--- Start of Exercise material ---
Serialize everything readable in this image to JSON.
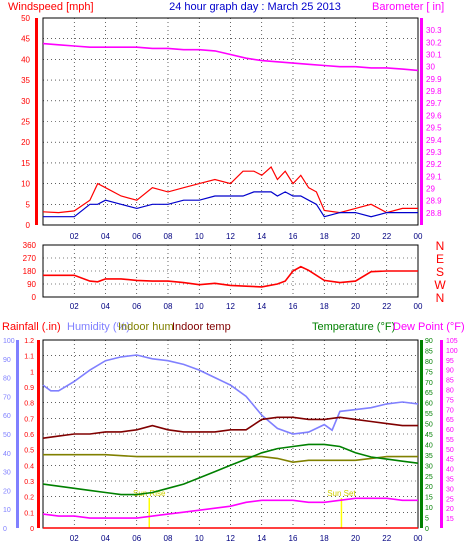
{
  "header": {
    "left_title": "Windspeed [mph]",
    "center_title": "24 hour graph day : March 25 2013",
    "right_title": "Barometer [ in]"
  },
  "bottom_header": {
    "rainfall": "Rainfall (.in)",
    "humidity": "Humidity (%)",
    "indoor_hum": "Indoor hum",
    "indoor_temp": "Indoor temp",
    "temperature": "Temperature (°F)",
    "dew_point": "Dew Point (°F)"
  },
  "annotations": {
    "sun_rise": "Sun Rise",
    "sun_set": "Sun Set"
  },
  "colors": {
    "wind": "#ff0000",
    "wind_avg": "#0000cc",
    "barometer": "#ff00ff",
    "direction": "#ff0000",
    "humidity": "#8080ff",
    "indoor_hum": "#808000",
    "indoor_temp": "#800000",
    "temperature": "#008000",
    "dew_point": "#ff00ff",
    "rainfall": "#ff0000",
    "sun": "#ffff00",
    "grid": "#000000"
  },
  "chart_data": [
    {
      "type": "line",
      "title": "24 hour graph day : March 25 2013",
      "x_ticks": [
        "02",
        "04",
        "06",
        "08",
        "10",
        "12",
        "14",
        "16",
        "18",
        "20",
        "22",
        "00"
      ],
      "xlim_hours": [
        0,
        24
      ],
      "ylabel": "Windspeed [mph]",
      "ylim": [
        0,
        50
      ],
      "y_ticks": [
        0,
        5,
        10,
        15,
        20,
        25,
        30,
        35,
        40,
        45,
        50
      ],
      "y2label": "Barometer [ in]",
      "y2lim": [
        28.7,
        30.4
      ],
      "y2_ticks": [
        "28.8",
        "28.9",
        "29",
        "29.1",
        "29.2",
        "29.3",
        "29.4",
        "29.5",
        "29.6",
        "29.7",
        "29.8",
        "29.9",
        "30",
        "30.1",
        "30.2",
        "30.3"
      ],
      "series": [
        {
          "name": "Windspeed",
          "key": "wind_gust",
          "axis": "y",
          "x": [
            0,
            1,
            2,
            3,
            3.5,
            4,
            5,
            6,
            7,
            8,
            9,
            10,
            11,
            12,
            12.8,
            13.5,
            14,
            14.6,
            15,
            15.5,
            16,
            16.5,
            17,
            17.5,
            18,
            19,
            20,
            21,
            22,
            23,
            24
          ],
          "y": [
            3.2,
            3.0,
            3.4,
            6,
            10,
            9,
            7,
            6,
            9,
            8,
            9,
            10,
            11,
            10,
            13,
            13,
            12,
            14,
            11,
            13,
            10,
            12,
            9,
            8,
            3.5,
            3,
            4,
            5,
            3,
            4,
            4
          ]
        },
        {
          "key": "wind_avg",
          "axis": "y",
          "x": [
            0,
            1,
            2,
            3,
            3.5,
            4,
            5,
            6,
            7,
            8,
            9,
            10,
            11,
            12,
            12.8,
            13.5,
            14,
            14.6,
            15,
            15.5,
            16,
            16.5,
            17,
            17.5,
            18,
            19,
            20,
            21,
            22,
            23,
            24
          ],
          "y": [
            2,
            2,
            2,
            5,
            5,
            6,
            5,
            4,
            5,
            5,
            6,
            6,
            7,
            7,
            7,
            8,
            8,
            8,
            7,
            8,
            7,
            7,
            6,
            5,
            2,
            3,
            3,
            2,
            3,
            3,
            3
          ]
        },
        {
          "name": "Barometer",
          "key": "barometer",
          "axis": "y2",
          "x": [
            0,
            1,
            2,
            3,
            4,
            5,
            6,
            7,
            8,
            9,
            10,
            11,
            12,
            13,
            14,
            15,
            16,
            17,
            18,
            19,
            20,
            21,
            22,
            23,
            24
          ],
          "y": [
            30.19,
            30.18,
            30.17,
            30.16,
            30.16,
            30.16,
            30.16,
            30.15,
            30.15,
            30.14,
            30.14,
            30.13,
            30.1,
            30.07,
            30.05,
            30.04,
            30.03,
            30.02,
            30.01,
            30.0,
            30.0,
            29.99,
            29.99,
            29.98,
            29.97
          ]
        }
      ]
    },
    {
      "type": "line",
      "x_ticks": [
        "02",
        "04",
        "06",
        "08",
        "10",
        "12",
        "14",
        "16",
        "18",
        "20",
        "22",
        "00"
      ],
      "ylabel": "Wind direction",
      "ylim": [
        0,
        360
      ],
      "y_ticks": [
        0,
        90,
        180,
        270,
        360
      ],
      "y2_labels": [
        "N",
        "W",
        "S",
        "E",
        "N"
      ],
      "series": [
        {
          "key": "direction",
          "x": [
            0,
            1,
            2,
            3,
            3.5,
            4,
            5,
            6,
            7,
            8,
            9,
            10,
            11,
            12,
            13,
            14,
            15,
            15.5,
            16,
            16.5,
            17,
            18,
            19,
            20,
            21,
            22,
            23,
            24
          ],
          "y": [
            150,
            150,
            150,
            110,
            105,
            125,
            125,
            115,
            110,
            110,
            100,
            85,
            95,
            80,
            75,
            70,
            90,
            110,
            180,
            210,
            185,
            115,
            100,
            110,
            175,
            180,
            180,
            180
          ]
        }
      ]
    },
    {
      "type": "line",
      "x_ticks": [
        "02",
        "04",
        "06",
        "08",
        "10",
        "12",
        "14",
        "16",
        "18",
        "20",
        "22",
        "00"
      ],
      "ylabels": [
        "Rainfall (.in)",
        "Humidity (%)",
        "Indoor hum",
        "Indoor temp",
        "Temperature (°F)",
        "Dew Point (°F)"
      ],
      "rain_lim": [
        0,
        1.2
      ],
      "rain_ticks": [
        "0",
        "0.1",
        "0.2",
        "0.3",
        "0.4",
        "0.5",
        "0.6",
        "0.7",
        "0.8",
        "0.9",
        "1",
        "1.1",
        "1.2"
      ],
      "hum_lim": [
        0,
        100
      ],
      "hum_ticks": [
        0,
        10,
        20,
        30,
        40,
        50,
        60,
        70,
        80,
        90,
        100
      ],
      "temp_lim": [
        0,
        90
      ],
      "temp_ticks": [
        0,
        5,
        10,
        15,
        20,
        25,
        30,
        35,
        40,
        45,
        50,
        55,
        60,
        65,
        70,
        75,
        80,
        85,
        90
      ],
      "dew_lim": [
        10,
        105
      ],
      "dew_ticks": [
        15,
        20,
        25,
        30,
        35,
        40,
        45,
        50,
        55,
        60,
        65,
        70,
        75,
        80,
        85,
        90,
        95,
        100,
        105
      ],
      "sun_rise_hour": 6.8,
      "sun_set_hour": 19.1,
      "series": [
        {
          "name": "Humidity (%)",
          "key": "humidity",
          "axis": "hum",
          "x": [
            0,
            0.5,
            1,
            2,
            3,
            4,
            5,
            6,
            7,
            8,
            9,
            10,
            11,
            12,
            13,
            14,
            15,
            16,
            17,
            18,
            18.5,
            19,
            20,
            21,
            22,
            23,
            24
          ],
          "y": [
            76,
            73,
            73,
            78,
            84,
            89,
            91,
            92,
            90,
            89,
            87,
            84,
            80,
            76,
            70,
            60,
            53,
            50,
            51,
            55,
            52,
            62,
            63,
            64,
            66,
            67,
            66
          ]
        },
        {
          "name": "Indoor hum",
          "key": "indoor_hum",
          "axis": "hum",
          "x": [
            0,
            2,
            4,
            6,
            8,
            10,
            12,
            13,
            14,
            15,
            16,
            17,
            18,
            19,
            20,
            21,
            22,
            23,
            24
          ],
          "y": [
            39,
            39,
            39,
            38,
            38,
            38,
            38,
            38,
            38,
            37,
            35,
            36,
            36,
            36,
            36,
            37,
            38,
            38,
            38
          ]
        },
        {
          "name": "Indoor temp",
          "key": "indoor_temp",
          "axis": "temp",
          "x": [
            0,
            1,
            2,
            3,
            4,
            5,
            6,
            7,
            8,
            9,
            10,
            11,
            12,
            13,
            14,
            15,
            16,
            17,
            18,
            19,
            20,
            21,
            22,
            23,
            24
          ],
          "y": [
            43,
            44,
            45,
            45,
            46,
            46,
            47,
            49,
            47,
            46,
            46,
            46,
            47,
            47,
            52,
            53,
            53,
            52,
            52,
            53,
            52,
            51,
            50,
            49,
            49
          ]
        },
        {
          "name": "Temperature (°F)",
          "key": "temperature",
          "axis": "temp",
          "x": [
            0,
            1,
            2,
            3,
            4,
            5,
            6,
            7,
            8,
            9,
            10,
            11,
            12,
            13,
            14,
            15,
            16,
            17,
            18,
            19,
            20,
            21,
            22,
            23,
            24
          ],
          "y": [
            21,
            20,
            19,
            18,
            17,
            16,
            16,
            17,
            19,
            21,
            24,
            27,
            30,
            33,
            36,
            38,
            39,
            40,
            40,
            39,
            36,
            34,
            33,
            32,
            31
          ]
        },
        {
          "name": "Dew Point (°F)",
          "key": "dew_point",
          "axis": "dew",
          "x": [
            0,
            1,
            2,
            3,
            4,
            5,
            6,
            7,
            8,
            9,
            10,
            11,
            12,
            13,
            14,
            15,
            16,
            17,
            18,
            19,
            20,
            21,
            22,
            23,
            24
          ],
          "y": [
            17,
            16,
            16,
            15,
            15,
            15,
            15,
            16,
            17,
            18,
            19,
            20,
            21,
            23,
            24,
            24,
            24,
            23,
            23,
            24,
            25,
            25,
            25,
            24,
            24
          ]
        },
        {
          "name": "Rainfall (.in)",
          "key": "rainfall",
          "axis": "rain",
          "x": [
            0,
            24
          ],
          "y": [
            0,
            0
          ]
        }
      ]
    }
  ]
}
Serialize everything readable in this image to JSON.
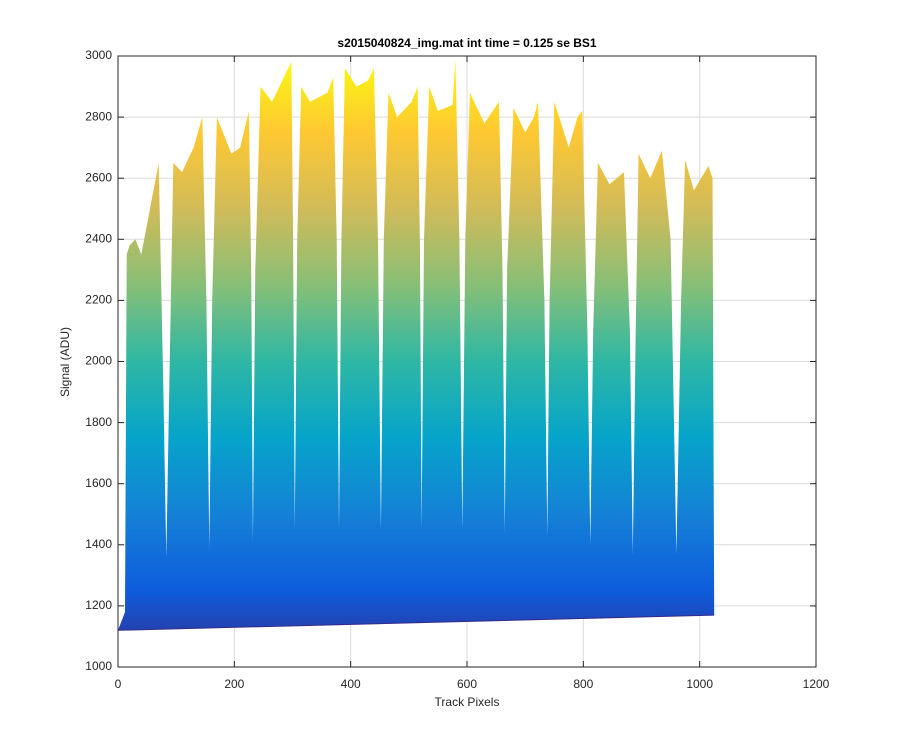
{
  "chart_data": {
    "type": "area",
    "title": "s2015040824_img.mat int time = 0.125 se   BS1",
    "x_label": "Track Pixels",
    "y_label": "Signal (ADU)",
    "xlim": [
      0,
      1200
    ],
    "ylim": [
      1000,
      3000
    ],
    "xticks": [
      0,
      200,
      400,
      600,
      800,
      1000,
      1200
    ],
    "yticks": [
      1000,
      1200,
      1400,
      1600,
      1800,
      2000,
      2200,
      2400,
      2600,
      2800,
      3000
    ],
    "grid": true,
    "colormap": [
      "#352a87",
      "#0f5cdd",
      "#1481d6",
      "#06a4ca",
      "#2eb7a4",
      "#87bf77",
      "#d1bb59",
      "#fec832",
      "#f9fb0e"
    ],
    "series": [
      {
        "x": [
          0,
          8,
          12,
          15,
          20,
          30,
          40,
          55,
          70,
          78,
          83,
          88,
          95,
          110,
          130,
          145,
          152,
          157,
          162,
          170,
          195,
          210,
          225,
          229,
          232,
          236,
          245,
          265,
          290,
          298,
          301,
          304,
          308,
          315,
          330,
          360,
          370,
          376,
          380,
          384,
          390,
          410,
          430,
          440,
          447,
          452,
          457,
          465,
          480,
          505,
          515,
          519,
          522,
          526,
          535,
          550,
          575,
          580,
          587,
          592,
          597,
          605,
          630,
          655,
          661,
          665,
          669,
          680,
          700,
          715,
          722,
          733,
          738,
          742,
          750,
          775,
          790,
          798,
          807,
          812,
          817,
          825,
          845,
          870,
          880,
          885,
          890,
          895,
          915,
          935,
          950,
          960,
          968,
          975,
          990,
          1015,
          1022,
          1025
        ],
        "values": [
          1120,
          1160,
          1180,
          2350,
          2380,
          2400,
          2350,
          2500,
          2650,
          1900,
          1360,
          1900,
          2650,
          2620,
          2700,
          2800,
          2200,
          1390,
          2200,
          2800,
          2680,
          2700,
          2820,
          2300,
          1410,
          2300,
          2900,
          2850,
          2950,
          2980,
          2400,
          1450,
          2400,
          2900,
          2850,
          2880,
          2930,
          2400,
          1450,
          2400,
          2960,
          2900,
          2920,
          2960,
          2400,
          1450,
          2400,
          2880,
          2800,
          2850,
          2900,
          2400,
          1450,
          2400,
          2900,
          2820,
          2840,
          2990,
          2400,
          1450,
          2400,
          2880,
          2780,
          2850,
          2300,
          1440,
          2300,
          2830,
          2750,
          2800,
          2850,
          2200,
          1430,
          2200,
          2850,
          2700,
          2800,
          2820,
          2100,
          1400,
          2100,
          2650,
          2580,
          2620,
          2100,
          1370,
          2100,
          2680,
          2600,
          2690,
          2400,
          1370,
          2200,
          2660,
          2560,
          2640,
          2600,
          1170
        ]
      },
      {
        "x": [
          0,
          1025
        ],
        "values": [
          1120,
          1170
        ]
      }
    ]
  }
}
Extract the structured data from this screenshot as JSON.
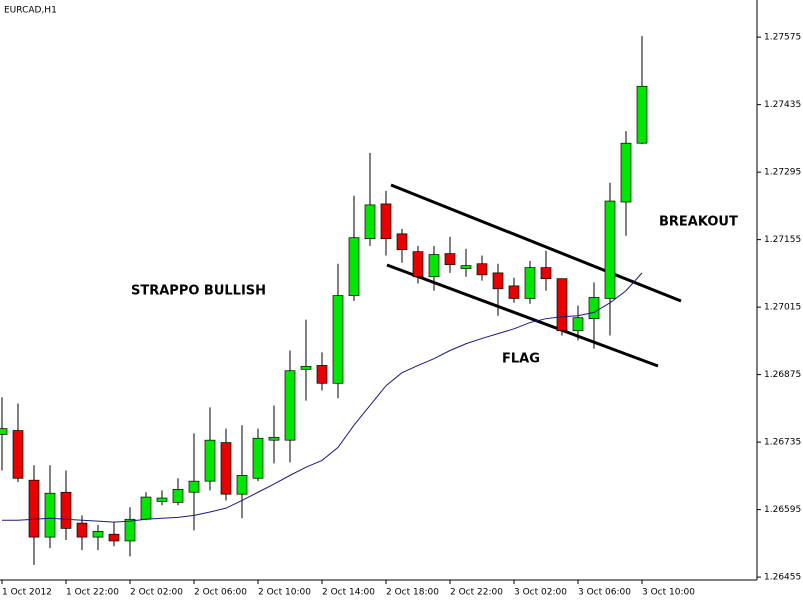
{
  "chart_data": {
    "type": "candlestick",
    "title": "EURCAD,H1",
    "categories": [
      "1 Oct 2012",
      null,
      null,
      null,
      "1 Oct 22:00",
      null,
      null,
      null,
      "2 Oct 02:00",
      null,
      null,
      null,
      "2 Oct 06:00",
      null,
      null,
      null,
      "2 Oct 10:00",
      null,
      null,
      null,
      "2 Oct 14:00",
      null,
      null,
      null,
      "2 Oct 18:00",
      null,
      null,
      null,
      "2 Oct 22:00",
      null,
      null,
      null,
      "3 Oct 02:00",
      null,
      null,
      null,
      "3 Oct 06:00",
      null,
      null,
      null,
      "3 Oct 10:00"
    ],
    "open": [
      1.26751,
      1.26759,
      1.26656,
      1.26538,
      1.26631,
      1.26567,
      1.26538,
      1.26544,
      1.2653,
      1.26575,
      1.26612,
      1.2661,
      1.26631,
      1.26654,
      1.26734,
      1.26627,
      1.2666,
      1.26739,
      1.26739,
      1.26886,
      1.26894,
      1.26857,
      1.27039,
      1.27157,
      1.27229,
      1.27167,
      1.2713,
      1.27078,
      1.27126,
      1.27095,
      1.27105,
      1.27086,
      1.27059,
      1.27033,
      1.27097,
      1.27074,
      1.26966,
      1.26991,
      1.27033,
      1.27233,
      1.27355
    ],
    "high": [
      1.26828,
      1.26815,
      1.26687,
      1.26687,
      1.26676,
      1.26583,
      1.26563,
      1.26569,
      1.266,
      1.26631,
      1.26635,
      1.2666,
      1.26753,
      1.26807,
      1.26763,
      1.2677,
      1.26763,
      1.26811,
      1.26925,
      1.26989,
      1.26921,
      1.27105,
      1.27246,
      1.27335,
      1.27256,
      1.27177,
      1.27142,
      1.27142,
      1.27161,
      1.27136,
      1.27122,
      1.27105,
      1.27076,
      1.27111,
      1.27132,
      1.27074,
      1.27018,
      1.27066,
      1.27273,
      1.2738,
      1.27577
    ],
    "low": [
      1.26676,
      1.26652,
      1.2648,
      1.26515,
      1.26532,
      1.26511,
      1.26511,
      1.26519,
      1.26498,
      1.26573,
      1.26604,
      1.26604,
      1.26552,
      1.26635,
      1.26614,
      1.26577,
      1.26654,
      1.26691,
      1.26693,
      1.26821,
      1.26842,
      1.26826,
      1.27028,
      1.27142,
      1.27122,
      1.27107,
      1.27064,
      1.27049,
      1.27086,
      1.27078,
      1.2707,
      1.26997,
      1.27024,
      1.27022,
      1.27049,
      1.26956,
      1.26946,
      1.26929,
      1.26956,
      1.27163,
      1.27353
    ],
    "close": [
      1.26763,
      1.2666,
      1.26538,
      1.26629,
      1.26556,
      1.26538,
      1.2655,
      1.2653,
      1.26575,
      1.26621,
      1.26619,
      1.26637,
      1.26654,
      1.26739,
      1.26627,
      1.26666,
      1.26743,
      1.26745,
      1.26883,
      1.26892,
      1.26857,
      1.27039,
      1.27159,
      1.27227,
      1.27157,
      1.27134,
      1.27078,
      1.27124,
      1.27103,
      1.27101,
      1.27082,
      1.27053,
      1.27033,
      1.27097,
      1.27074,
      1.26966,
      1.26993,
      1.27035,
      1.27235,
      1.27355,
      1.27473
    ],
    "moving_average": {
      "color": "#1a1a80",
      "values": [
        1.26573,
        1.26573,
        1.26575,
        1.26577,
        1.26575,
        1.26573,
        1.26571,
        1.26569,
        1.26571,
        1.26575,
        1.26577,
        1.26579,
        1.26583,
        1.2659,
        1.26598,
        1.26614,
        1.26631,
        1.26648,
        1.26666,
        1.26683,
        1.26697,
        1.26724,
        1.2677,
        1.26811,
        1.26852,
        1.26879,
        1.26894,
        1.26908,
        1.26925,
        1.26939,
        1.2695,
        1.2696,
        1.2697,
        1.26983,
        1.26991,
        1.26995,
        1.26997,
        1.27004,
        1.27024,
        1.27049,
        1.27086
      ]
    },
    "up_color": "#00e600",
    "down_color": "#e60000",
    "ylim": [
      1.26449,
      1.27652
    ],
    "yticks": [
      1.26455,
      1.26595,
      1.26735,
      1.26875,
      1.27015,
      1.27155,
      1.27295,
      1.27435,
      1.27575
    ],
    "annotations": [
      "STRAPPO BULLISH",
      "FLAG",
      "BREAKOUT"
    ]
  }
}
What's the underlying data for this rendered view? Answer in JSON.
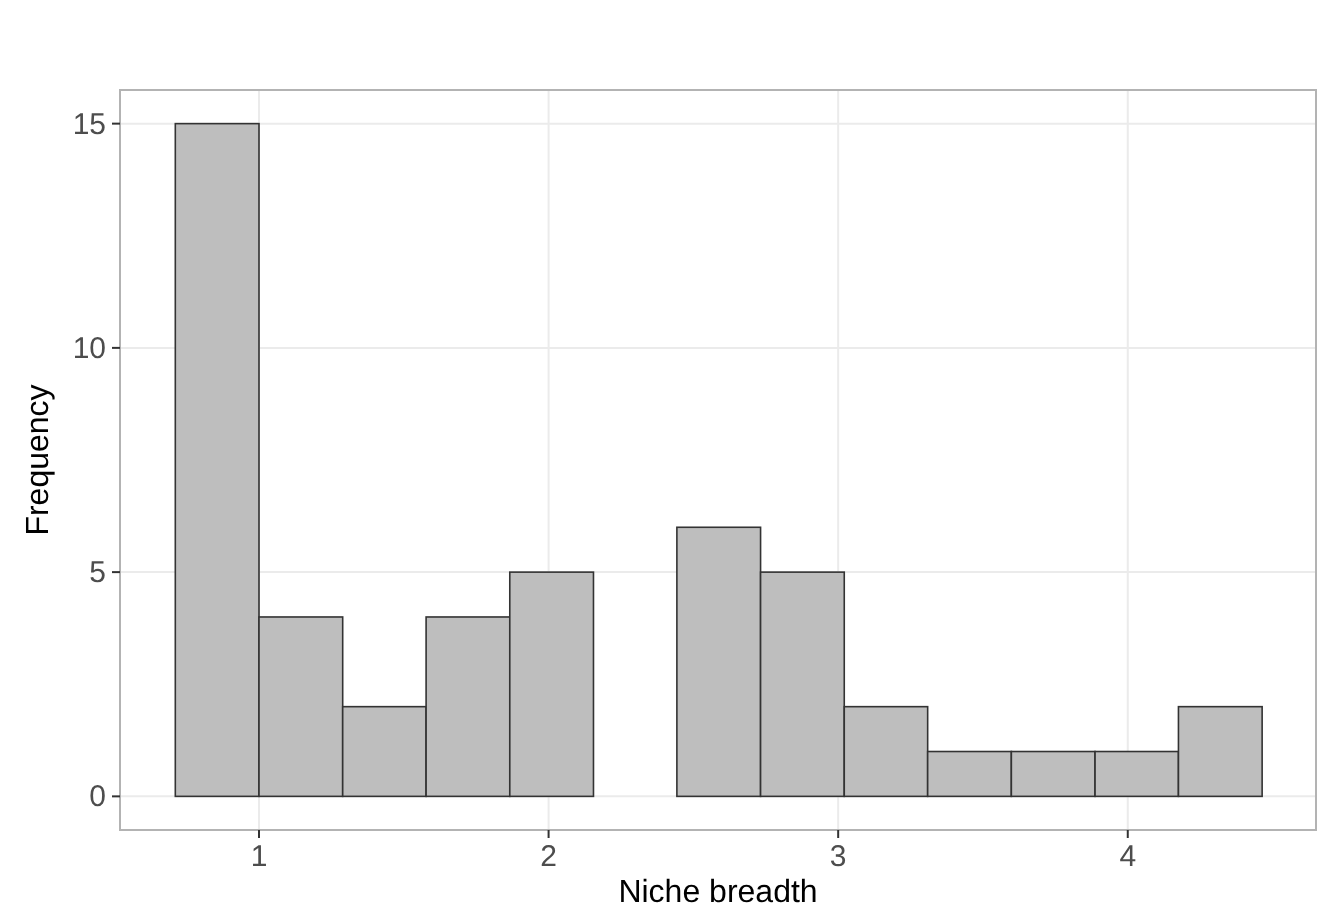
{
  "chart_data": {
    "type": "histogram",
    "xlabel": "Niche breadth",
    "ylabel": "Frequency",
    "bins": [
      0.711,
      1.0,
      1.289,
      1.577,
      1.866,
      2.155,
      2.443,
      2.732,
      3.021,
      3.309,
      3.598,
      3.887,
      4.175,
      4.464
    ],
    "values": [
      15,
      4,
      2,
      4,
      5,
      0,
      6,
      5,
      2,
      1,
      1,
      1,
      2
    ],
    "color": "#bebebe",
    "xlim": [
      0.52,
      4.65
    ],
    "xticks": [
      1,
      2,
      3,
      4
    ],
    "ylim": [
      -0.75,
      15.75
    ],
    "yticks": [
      0,
      5,
      10,
      15
    ],
    "grid": true
  }
}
--- End of Exercise material ---
Using the entries above, tally how many lines have the word "Windspeed" in them; write the number and nothing more.

Task result: 3